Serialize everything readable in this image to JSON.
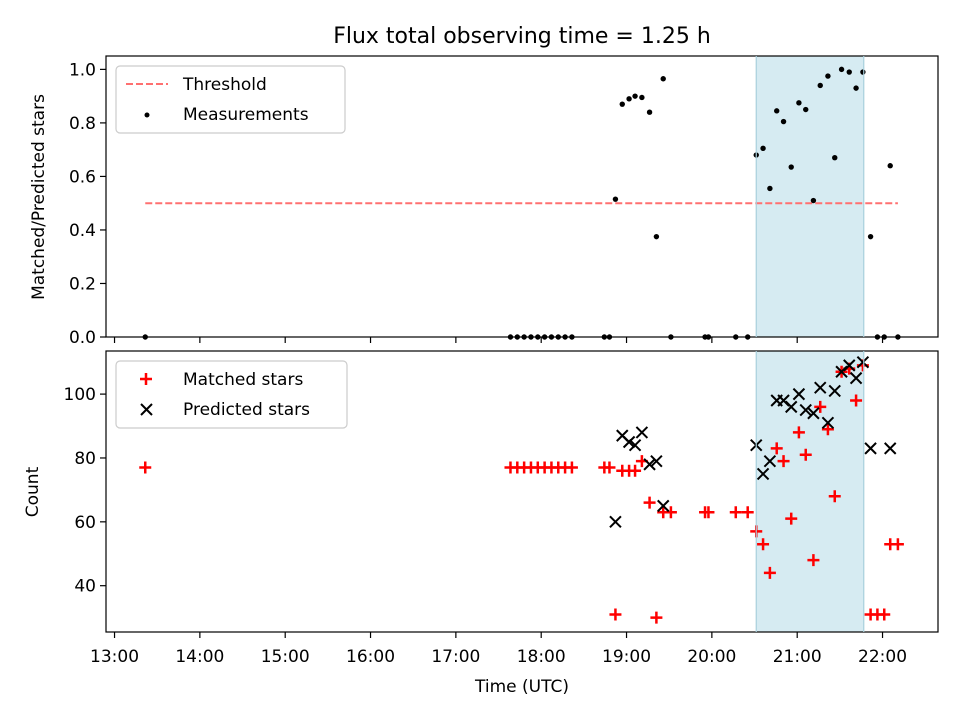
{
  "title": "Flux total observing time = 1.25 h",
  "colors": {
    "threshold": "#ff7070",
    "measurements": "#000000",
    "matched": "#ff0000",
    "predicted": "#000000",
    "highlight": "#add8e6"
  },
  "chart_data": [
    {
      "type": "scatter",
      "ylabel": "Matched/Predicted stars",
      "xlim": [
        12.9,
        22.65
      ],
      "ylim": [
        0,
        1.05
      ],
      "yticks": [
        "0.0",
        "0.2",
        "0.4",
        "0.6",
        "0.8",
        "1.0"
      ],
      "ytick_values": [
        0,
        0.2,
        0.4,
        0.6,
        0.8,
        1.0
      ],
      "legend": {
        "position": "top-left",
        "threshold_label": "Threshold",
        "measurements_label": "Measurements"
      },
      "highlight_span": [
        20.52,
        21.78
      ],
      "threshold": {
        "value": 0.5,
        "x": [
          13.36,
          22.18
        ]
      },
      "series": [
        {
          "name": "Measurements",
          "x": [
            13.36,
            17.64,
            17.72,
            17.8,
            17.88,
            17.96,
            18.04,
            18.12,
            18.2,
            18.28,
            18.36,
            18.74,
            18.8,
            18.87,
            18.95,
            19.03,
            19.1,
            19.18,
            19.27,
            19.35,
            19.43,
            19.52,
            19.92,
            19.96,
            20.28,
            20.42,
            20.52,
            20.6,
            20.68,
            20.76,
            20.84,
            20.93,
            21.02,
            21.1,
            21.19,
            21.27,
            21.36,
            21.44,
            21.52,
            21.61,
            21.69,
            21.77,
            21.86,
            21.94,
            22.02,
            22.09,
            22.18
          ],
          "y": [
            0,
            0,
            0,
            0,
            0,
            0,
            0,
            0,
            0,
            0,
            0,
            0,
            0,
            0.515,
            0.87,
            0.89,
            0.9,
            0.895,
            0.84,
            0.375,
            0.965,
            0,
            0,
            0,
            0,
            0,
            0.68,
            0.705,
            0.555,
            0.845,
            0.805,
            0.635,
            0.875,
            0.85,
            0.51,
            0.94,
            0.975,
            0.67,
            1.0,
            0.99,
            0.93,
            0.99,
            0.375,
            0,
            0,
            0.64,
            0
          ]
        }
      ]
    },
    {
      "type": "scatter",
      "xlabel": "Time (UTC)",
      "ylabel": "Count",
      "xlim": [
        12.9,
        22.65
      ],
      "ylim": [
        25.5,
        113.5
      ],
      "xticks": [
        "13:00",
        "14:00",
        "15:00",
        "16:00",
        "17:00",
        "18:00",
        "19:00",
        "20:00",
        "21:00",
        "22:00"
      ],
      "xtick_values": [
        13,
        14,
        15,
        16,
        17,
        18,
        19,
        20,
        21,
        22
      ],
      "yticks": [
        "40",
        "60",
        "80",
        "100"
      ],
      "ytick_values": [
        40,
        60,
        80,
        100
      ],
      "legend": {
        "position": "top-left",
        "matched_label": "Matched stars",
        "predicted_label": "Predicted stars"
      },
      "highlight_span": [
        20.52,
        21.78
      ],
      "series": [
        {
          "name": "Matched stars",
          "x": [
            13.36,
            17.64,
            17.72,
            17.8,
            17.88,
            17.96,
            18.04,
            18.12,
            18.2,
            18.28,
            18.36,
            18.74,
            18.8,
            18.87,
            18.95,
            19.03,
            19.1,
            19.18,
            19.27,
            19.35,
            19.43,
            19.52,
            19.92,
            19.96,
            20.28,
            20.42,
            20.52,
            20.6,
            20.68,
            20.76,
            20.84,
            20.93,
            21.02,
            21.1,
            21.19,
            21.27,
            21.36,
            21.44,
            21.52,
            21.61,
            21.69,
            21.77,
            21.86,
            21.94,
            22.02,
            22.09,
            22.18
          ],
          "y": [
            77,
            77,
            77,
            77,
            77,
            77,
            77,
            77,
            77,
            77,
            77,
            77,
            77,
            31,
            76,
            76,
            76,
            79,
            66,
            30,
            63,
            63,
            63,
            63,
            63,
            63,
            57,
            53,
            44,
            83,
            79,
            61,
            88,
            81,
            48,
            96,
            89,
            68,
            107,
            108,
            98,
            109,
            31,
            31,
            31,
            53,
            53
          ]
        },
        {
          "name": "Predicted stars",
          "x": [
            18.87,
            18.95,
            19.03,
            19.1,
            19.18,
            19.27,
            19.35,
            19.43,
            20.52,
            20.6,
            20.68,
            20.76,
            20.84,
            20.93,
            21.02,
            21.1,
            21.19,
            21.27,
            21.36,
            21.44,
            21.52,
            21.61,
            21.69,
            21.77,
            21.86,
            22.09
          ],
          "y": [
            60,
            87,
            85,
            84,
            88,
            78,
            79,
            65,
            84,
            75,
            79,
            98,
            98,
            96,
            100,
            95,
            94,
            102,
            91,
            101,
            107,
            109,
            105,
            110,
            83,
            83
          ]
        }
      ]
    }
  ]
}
■ ■ ■
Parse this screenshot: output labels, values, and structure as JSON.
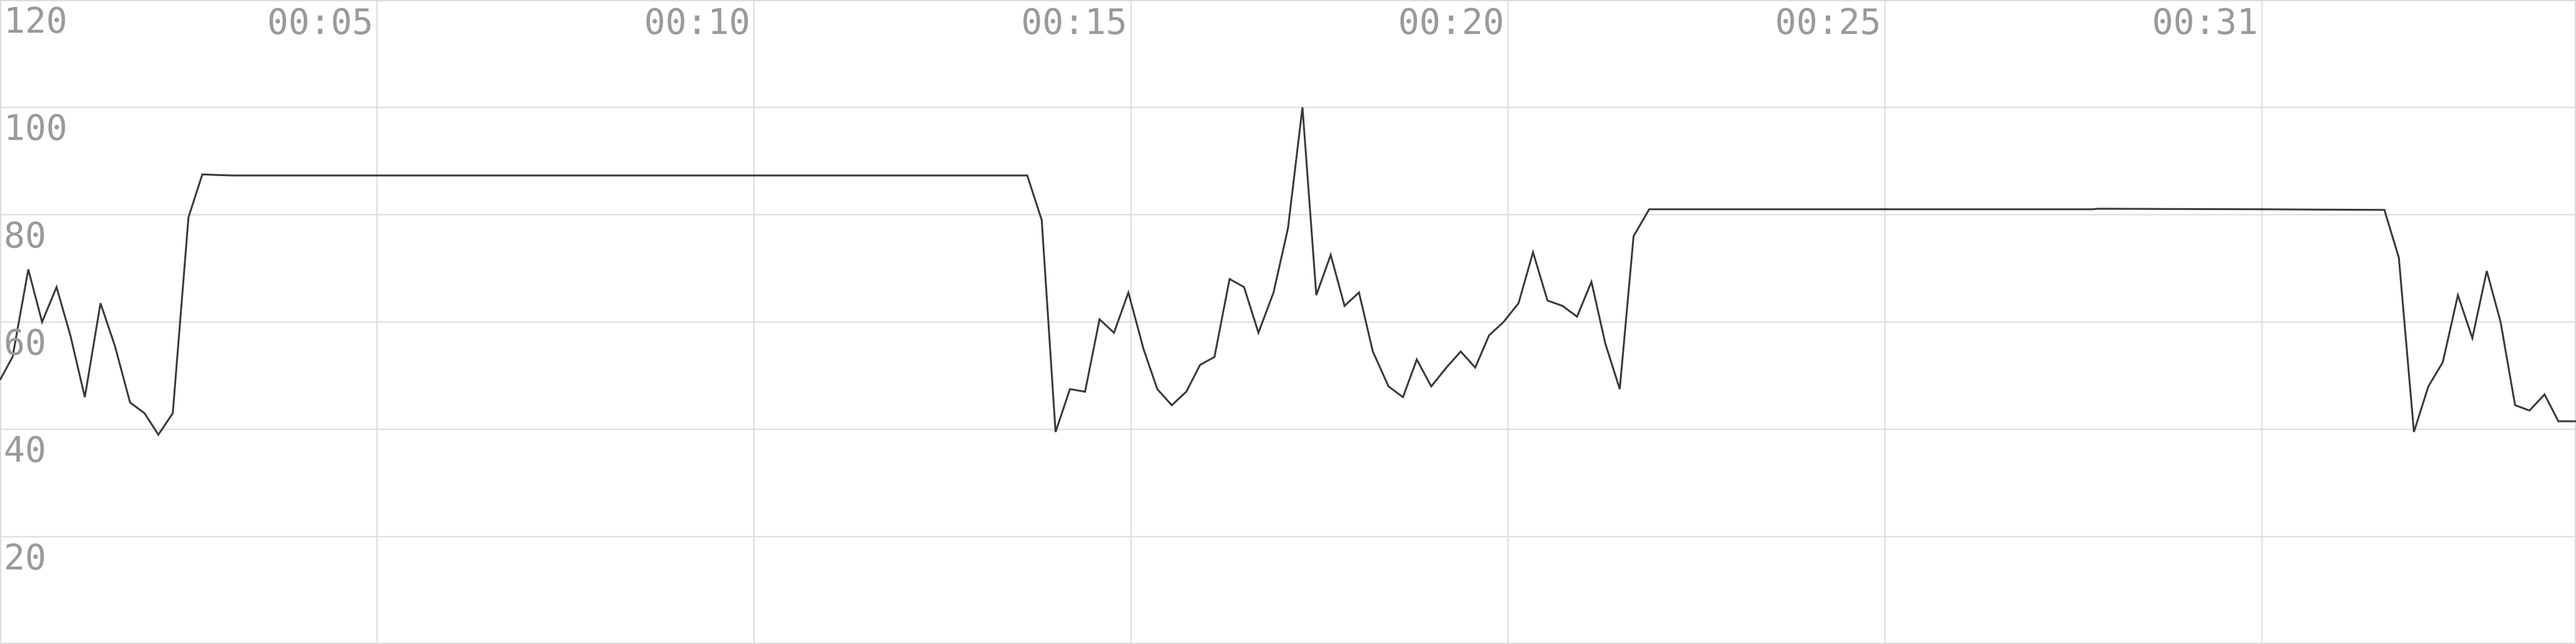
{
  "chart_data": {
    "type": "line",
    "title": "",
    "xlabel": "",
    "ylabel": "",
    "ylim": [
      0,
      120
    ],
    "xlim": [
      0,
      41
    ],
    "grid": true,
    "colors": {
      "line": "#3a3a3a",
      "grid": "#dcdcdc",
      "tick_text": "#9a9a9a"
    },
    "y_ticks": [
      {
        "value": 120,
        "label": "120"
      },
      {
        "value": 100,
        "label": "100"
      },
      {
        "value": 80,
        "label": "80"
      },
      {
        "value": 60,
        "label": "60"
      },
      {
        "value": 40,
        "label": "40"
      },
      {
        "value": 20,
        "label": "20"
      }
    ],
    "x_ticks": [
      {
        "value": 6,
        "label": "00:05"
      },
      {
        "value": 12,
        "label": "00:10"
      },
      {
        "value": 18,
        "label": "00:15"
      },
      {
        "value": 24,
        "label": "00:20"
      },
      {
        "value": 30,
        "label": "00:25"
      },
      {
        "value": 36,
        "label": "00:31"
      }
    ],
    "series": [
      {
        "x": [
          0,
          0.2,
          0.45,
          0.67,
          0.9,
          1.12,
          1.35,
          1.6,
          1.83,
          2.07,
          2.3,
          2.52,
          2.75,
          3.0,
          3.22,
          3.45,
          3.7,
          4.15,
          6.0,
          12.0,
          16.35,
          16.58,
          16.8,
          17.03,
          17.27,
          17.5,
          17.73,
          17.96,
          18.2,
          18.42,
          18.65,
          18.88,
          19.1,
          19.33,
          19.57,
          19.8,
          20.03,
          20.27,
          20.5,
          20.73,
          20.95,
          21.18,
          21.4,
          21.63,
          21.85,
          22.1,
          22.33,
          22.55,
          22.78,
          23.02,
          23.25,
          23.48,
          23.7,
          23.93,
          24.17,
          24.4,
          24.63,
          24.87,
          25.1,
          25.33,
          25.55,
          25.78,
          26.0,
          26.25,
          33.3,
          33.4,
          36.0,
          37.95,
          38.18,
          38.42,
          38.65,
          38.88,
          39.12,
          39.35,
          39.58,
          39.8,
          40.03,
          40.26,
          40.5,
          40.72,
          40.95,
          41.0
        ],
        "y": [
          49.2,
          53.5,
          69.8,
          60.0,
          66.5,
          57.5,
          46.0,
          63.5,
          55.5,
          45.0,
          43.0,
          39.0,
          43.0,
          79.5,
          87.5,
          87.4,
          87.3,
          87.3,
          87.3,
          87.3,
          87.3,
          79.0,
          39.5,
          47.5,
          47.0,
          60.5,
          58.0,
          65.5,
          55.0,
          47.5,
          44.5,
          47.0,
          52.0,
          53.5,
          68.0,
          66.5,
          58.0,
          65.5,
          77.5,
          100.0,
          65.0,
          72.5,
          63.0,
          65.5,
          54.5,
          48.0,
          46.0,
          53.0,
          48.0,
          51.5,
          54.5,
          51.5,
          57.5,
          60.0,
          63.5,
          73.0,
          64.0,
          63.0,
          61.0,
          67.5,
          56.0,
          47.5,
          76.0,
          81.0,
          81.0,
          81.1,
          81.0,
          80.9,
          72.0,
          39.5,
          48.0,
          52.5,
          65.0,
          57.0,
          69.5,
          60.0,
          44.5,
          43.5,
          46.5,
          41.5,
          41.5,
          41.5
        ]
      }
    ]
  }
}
■ ■ ■
WRITTEN TASK:
List all lines holding the string "name".

EXPECTED ANSWER:
          "name": "Measurements",
          "name": "Matched stars",
          "name": "Predicted stars",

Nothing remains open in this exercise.